__EXERCISE OBJECTIVE__
Give the number of lines that include the word "document", and nothing else.

★ ★ ★ ★ ★ ★ ★

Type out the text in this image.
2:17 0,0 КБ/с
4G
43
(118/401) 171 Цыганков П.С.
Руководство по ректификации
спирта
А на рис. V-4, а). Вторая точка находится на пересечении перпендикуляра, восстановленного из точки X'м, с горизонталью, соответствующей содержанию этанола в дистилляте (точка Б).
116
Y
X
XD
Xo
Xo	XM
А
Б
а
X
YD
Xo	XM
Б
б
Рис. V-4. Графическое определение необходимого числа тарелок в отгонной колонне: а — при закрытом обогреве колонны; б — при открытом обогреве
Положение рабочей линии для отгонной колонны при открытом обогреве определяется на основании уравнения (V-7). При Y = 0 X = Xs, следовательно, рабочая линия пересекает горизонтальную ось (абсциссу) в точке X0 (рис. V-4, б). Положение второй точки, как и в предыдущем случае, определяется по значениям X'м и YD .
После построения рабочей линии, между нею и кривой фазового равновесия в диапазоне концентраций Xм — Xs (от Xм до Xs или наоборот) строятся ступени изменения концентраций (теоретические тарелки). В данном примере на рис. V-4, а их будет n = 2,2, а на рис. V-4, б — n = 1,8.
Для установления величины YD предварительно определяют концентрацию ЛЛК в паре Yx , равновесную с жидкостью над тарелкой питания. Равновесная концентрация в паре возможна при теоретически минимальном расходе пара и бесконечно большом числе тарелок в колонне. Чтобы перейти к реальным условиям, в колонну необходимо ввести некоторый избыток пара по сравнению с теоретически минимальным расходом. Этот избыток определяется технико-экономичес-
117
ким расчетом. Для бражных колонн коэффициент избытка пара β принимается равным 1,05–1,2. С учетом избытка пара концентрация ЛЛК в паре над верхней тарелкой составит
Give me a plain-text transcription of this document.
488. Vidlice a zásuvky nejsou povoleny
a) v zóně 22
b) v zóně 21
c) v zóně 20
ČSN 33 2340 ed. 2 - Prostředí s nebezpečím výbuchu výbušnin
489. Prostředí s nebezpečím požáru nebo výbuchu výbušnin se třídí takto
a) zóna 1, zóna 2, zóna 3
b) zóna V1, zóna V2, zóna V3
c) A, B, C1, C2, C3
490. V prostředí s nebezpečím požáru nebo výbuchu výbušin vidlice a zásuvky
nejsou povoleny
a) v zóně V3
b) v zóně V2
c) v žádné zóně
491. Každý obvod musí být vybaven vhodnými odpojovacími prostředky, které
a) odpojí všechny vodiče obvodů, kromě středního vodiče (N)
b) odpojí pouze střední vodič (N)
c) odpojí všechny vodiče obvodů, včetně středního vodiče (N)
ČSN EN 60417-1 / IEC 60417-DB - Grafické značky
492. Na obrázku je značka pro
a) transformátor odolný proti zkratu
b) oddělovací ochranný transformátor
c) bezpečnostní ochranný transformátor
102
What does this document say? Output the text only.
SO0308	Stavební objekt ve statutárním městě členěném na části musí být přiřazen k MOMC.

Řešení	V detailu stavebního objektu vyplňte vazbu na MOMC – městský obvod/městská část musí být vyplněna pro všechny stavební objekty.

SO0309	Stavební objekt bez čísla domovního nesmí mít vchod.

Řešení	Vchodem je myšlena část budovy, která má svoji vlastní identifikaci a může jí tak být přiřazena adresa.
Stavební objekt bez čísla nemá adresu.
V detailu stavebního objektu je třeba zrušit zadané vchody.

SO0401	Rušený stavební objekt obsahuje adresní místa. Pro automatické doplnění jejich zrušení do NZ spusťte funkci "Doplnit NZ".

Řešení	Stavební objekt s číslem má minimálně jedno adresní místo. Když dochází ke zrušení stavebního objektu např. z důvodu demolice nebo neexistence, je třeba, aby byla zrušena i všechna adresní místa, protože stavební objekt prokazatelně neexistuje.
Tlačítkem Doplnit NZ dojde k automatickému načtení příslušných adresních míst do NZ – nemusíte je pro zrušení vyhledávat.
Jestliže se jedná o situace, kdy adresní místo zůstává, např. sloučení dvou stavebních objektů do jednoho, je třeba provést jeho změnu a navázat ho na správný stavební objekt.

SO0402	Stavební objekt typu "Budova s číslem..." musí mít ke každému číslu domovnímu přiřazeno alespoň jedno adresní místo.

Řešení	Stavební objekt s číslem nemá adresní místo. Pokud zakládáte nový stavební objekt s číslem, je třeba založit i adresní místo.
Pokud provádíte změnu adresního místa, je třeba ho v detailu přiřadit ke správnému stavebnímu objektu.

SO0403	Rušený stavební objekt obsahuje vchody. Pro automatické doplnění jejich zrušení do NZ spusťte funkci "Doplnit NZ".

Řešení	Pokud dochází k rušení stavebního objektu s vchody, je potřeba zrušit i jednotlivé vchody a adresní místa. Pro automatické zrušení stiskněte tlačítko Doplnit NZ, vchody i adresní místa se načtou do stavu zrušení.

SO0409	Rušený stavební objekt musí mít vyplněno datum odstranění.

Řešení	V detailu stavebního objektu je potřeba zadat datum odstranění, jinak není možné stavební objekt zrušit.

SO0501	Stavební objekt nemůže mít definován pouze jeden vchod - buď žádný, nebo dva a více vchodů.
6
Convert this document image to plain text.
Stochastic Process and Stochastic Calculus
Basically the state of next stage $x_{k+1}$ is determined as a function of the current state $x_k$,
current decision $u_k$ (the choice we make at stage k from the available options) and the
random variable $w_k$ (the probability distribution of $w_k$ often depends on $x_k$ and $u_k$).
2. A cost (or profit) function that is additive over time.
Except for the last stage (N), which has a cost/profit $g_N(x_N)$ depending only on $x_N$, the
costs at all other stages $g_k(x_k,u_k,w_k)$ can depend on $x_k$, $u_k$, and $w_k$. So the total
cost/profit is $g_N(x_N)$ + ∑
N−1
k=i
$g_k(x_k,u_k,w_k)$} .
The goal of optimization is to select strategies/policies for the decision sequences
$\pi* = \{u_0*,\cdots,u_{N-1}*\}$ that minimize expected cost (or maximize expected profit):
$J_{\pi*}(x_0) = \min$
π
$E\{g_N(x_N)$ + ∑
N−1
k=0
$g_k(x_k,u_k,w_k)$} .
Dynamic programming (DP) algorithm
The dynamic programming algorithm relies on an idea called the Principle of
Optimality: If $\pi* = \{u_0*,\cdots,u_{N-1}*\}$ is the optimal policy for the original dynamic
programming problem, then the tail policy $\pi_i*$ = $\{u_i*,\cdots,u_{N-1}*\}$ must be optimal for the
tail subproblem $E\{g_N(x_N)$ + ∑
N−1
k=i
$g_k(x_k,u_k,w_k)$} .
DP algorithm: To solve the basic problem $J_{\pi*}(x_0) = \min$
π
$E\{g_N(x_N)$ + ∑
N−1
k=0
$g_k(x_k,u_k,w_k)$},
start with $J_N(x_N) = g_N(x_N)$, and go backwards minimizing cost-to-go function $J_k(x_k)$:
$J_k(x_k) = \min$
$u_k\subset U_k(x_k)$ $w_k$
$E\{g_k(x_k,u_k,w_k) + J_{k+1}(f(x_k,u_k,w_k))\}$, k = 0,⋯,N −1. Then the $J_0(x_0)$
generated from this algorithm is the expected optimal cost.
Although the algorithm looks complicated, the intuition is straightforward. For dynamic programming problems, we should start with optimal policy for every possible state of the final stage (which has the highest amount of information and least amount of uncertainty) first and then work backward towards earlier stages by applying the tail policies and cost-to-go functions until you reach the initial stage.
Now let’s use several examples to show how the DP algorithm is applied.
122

★ ★ ★ ★ ★ ★ ★

__WRITTEN RESPONSE__
3